Data records:
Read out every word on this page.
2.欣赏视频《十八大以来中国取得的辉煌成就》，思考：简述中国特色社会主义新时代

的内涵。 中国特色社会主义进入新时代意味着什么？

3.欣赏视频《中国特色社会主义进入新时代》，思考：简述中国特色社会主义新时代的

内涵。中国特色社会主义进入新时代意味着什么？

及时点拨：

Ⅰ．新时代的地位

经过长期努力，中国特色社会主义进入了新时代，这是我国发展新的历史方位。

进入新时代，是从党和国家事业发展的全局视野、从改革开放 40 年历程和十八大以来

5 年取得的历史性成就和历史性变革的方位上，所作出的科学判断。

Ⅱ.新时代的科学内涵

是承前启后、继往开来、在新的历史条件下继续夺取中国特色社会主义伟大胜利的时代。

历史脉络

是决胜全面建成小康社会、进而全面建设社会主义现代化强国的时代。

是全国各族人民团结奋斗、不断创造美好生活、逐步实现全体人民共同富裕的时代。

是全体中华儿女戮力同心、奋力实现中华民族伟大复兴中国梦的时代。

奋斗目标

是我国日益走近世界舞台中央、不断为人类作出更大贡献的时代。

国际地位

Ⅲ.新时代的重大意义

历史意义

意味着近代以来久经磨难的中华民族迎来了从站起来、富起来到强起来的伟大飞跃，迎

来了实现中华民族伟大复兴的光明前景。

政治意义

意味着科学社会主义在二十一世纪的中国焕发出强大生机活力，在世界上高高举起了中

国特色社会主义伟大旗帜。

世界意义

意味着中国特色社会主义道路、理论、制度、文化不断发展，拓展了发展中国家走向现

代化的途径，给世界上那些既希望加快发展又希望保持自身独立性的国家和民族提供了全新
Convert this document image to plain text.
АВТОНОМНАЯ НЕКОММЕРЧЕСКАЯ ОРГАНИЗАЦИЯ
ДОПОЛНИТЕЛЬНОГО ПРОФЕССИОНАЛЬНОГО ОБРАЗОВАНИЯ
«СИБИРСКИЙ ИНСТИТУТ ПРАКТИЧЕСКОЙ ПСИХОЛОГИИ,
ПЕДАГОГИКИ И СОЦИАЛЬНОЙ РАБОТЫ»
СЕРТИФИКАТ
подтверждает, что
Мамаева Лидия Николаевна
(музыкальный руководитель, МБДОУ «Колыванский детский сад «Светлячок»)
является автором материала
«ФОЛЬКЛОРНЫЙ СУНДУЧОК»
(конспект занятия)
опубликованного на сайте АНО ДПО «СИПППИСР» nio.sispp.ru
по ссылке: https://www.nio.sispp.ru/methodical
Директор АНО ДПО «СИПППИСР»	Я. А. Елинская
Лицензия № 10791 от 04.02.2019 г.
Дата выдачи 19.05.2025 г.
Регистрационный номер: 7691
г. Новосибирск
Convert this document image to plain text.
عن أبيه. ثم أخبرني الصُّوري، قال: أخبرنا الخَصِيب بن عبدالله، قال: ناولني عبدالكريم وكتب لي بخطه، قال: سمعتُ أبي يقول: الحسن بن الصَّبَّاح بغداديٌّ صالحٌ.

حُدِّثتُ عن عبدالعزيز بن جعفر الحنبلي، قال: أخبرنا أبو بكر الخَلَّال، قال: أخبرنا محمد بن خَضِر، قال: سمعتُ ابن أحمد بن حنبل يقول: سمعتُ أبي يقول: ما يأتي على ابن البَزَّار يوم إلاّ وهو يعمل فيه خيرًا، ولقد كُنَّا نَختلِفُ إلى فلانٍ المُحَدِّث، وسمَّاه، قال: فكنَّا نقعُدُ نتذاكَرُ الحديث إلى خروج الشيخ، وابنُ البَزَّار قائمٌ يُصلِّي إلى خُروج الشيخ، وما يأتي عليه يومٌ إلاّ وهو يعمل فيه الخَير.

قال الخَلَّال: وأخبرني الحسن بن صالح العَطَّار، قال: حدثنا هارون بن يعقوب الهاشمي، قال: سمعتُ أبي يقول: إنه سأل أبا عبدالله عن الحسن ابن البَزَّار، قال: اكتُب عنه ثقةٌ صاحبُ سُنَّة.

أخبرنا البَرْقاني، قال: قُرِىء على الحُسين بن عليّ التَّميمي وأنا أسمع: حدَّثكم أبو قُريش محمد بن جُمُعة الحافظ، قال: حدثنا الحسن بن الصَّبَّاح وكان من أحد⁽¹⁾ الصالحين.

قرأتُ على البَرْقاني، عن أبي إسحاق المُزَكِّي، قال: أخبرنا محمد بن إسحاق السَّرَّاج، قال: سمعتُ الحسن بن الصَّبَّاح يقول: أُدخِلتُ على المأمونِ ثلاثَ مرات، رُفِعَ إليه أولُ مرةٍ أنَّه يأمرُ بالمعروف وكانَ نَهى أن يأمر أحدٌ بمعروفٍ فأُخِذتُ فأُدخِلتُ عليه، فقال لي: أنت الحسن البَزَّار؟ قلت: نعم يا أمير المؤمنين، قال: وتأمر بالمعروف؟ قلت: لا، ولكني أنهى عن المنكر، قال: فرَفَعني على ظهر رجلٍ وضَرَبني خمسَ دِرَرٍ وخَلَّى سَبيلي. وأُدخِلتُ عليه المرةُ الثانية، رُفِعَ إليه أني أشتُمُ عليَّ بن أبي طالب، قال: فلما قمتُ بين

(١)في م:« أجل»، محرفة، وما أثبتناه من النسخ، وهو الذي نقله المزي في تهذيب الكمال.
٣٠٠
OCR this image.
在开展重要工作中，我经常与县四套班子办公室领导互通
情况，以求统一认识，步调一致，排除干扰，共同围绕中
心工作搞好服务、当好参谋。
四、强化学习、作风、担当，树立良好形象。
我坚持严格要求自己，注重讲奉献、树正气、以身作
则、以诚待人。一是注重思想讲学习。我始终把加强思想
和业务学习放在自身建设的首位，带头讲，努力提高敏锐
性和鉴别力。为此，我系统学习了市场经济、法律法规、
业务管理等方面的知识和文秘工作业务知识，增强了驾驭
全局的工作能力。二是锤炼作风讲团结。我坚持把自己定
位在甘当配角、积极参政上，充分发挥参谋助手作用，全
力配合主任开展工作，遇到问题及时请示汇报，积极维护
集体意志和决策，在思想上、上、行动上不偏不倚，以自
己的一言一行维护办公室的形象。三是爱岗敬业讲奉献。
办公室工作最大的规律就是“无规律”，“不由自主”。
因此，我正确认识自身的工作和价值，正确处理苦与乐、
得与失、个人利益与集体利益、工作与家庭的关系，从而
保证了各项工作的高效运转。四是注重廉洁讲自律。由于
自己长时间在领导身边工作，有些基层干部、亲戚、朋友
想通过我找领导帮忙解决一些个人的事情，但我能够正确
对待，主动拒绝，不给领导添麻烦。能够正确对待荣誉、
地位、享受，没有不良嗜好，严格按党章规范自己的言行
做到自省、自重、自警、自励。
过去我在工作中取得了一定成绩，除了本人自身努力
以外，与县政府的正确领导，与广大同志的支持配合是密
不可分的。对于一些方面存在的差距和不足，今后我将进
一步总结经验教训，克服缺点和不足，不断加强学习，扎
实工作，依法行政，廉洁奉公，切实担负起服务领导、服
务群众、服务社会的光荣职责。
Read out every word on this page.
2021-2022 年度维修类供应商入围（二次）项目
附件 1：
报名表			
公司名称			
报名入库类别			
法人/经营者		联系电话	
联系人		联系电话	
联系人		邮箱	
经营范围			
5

▶ [WHAT IS REQUIRED]:
Select and copy each line from the data that includes the word "СИПППИСР".

▶ [OUTPUT OF THE EXERCISE]:
опубликованного на сайте АНО ДПО «СИПППИСР» nio.sispp.ru
Директор АНО ДПО «СИПППИСР»	Я. А. Елинская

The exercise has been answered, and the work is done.